**DIRECTIONS FOR THIS TASK**
Filter the entries, keeping every line with the word "도시공원".

(Figure record listings)
Begin

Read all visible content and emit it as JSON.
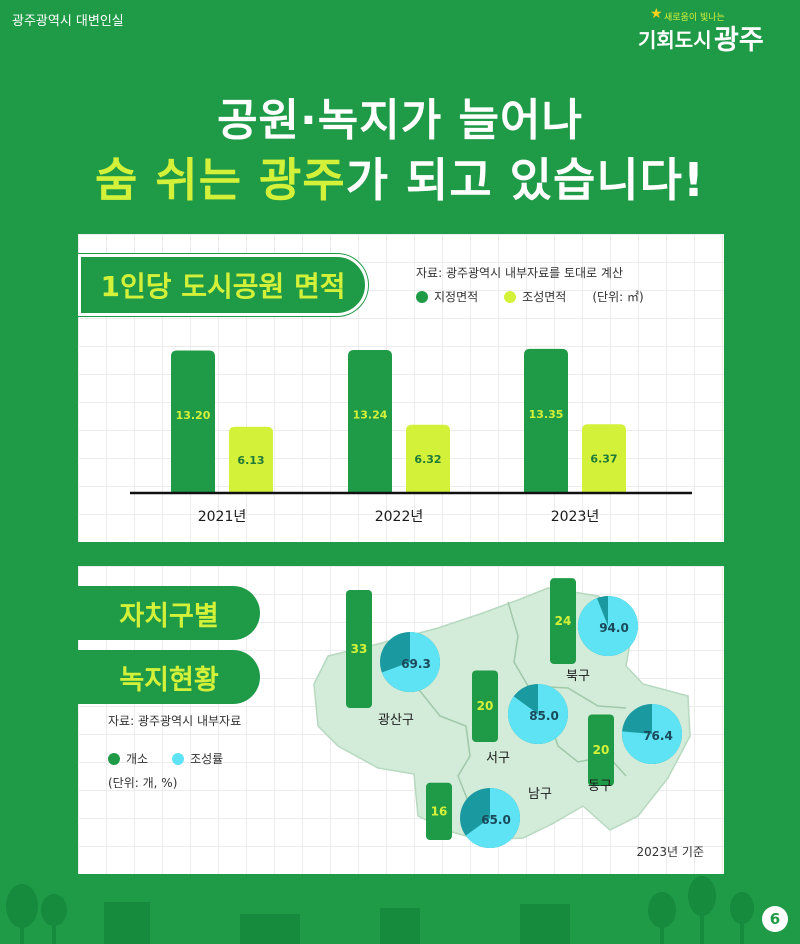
{
  "header": {
    "org": "광주광역시 대변인실",
    "logo_slogan": "새로움이 빛나는",
    "logo_main1": "기회도시",
    "logo_main2": "광주"
  },
  "title": {
    "line1": "공원·녹지가 늘어나",
    "line2_highlight": "숨 쉬는 광주",
    "line2_rest": "가 되고 있습니다!"
  },
  "colors": {
    "background": "#1f9a47",
    "designated": "#1f9a47",
    "developed": "#d4f13a",
    "rate": "#5ee3f5",
    "rate_dark": "#1a9aa0",
    "map_fill": "#d3ebd9"
  },
  "panel1": {
    "heading": "1인당 도시공원 면적",
    "source": "자료: 광주광역시 내부자료를 토대로 계산",
    "unit": "(단위: ㎡)"
  },
  "panel2": {
    "heading1": "자치구별",
    "heading2": "녹지현황",
    "source": "자료: 광주광역시 내부자료",
    "unit": "(단위: 개, %)",
    "basis": "2023년 기준"
  },
  "chart_data": [
    {
      "type": "bar",
      "title": "1인당 도시공원 면적",
      "categories": [
        "2021년",
        "2022년",
        "2023년"
      ],
      "series": [
        {
          "name": "지정면적",
          "values": [
            13.2,
            13.24,
            13.35
          ]
        },
        {
          "name": "조성면적",
          "values": [
            6.13,
            6.32,
            6.37
          ]
        }
      ],
      "value_labels": [
        [
          "13.20",
          "13.24",
          "13.35"
        ],
        [
          "6.13",
          "6.32",
          "6.37"
        ]
      ],
      "ylim": [
        0,
        15
      ],
      "grid": true,
      "legend": "top-right"
    },
    {
      "type": "bar",
      "title": "자치구별 녹지현황",
      "categories": [
        "광산구",
        "북구",
        "서구",
        "동구",
        "남구"
      ],
      "series": [
        {
          "name": "개소",
          "values": [
            33,
            24,
            20,
            20,
            16
          ]
        },
        {
          "name": "조성률",
          "values": [
            69.3,
            94.0,
            85.0,
            76.4,
            65.0
          ]
        }
      ],
      "count_labels": [
        "33",
        "24",
        "20",
        "20",
        "16"
      ],
      "rate_labels": [
        "69.3",
        "94.0",
        "85.0",
        "76.4",
        "65.0"
      ],
      "legend": "left"
    }
  ],
  "page": {
    "number": "6"
  }
}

End

**RESULT OF THE TASK**
    "heading": "1인당 도시공원 면적",
      "title": "1인당 도시공원 면적",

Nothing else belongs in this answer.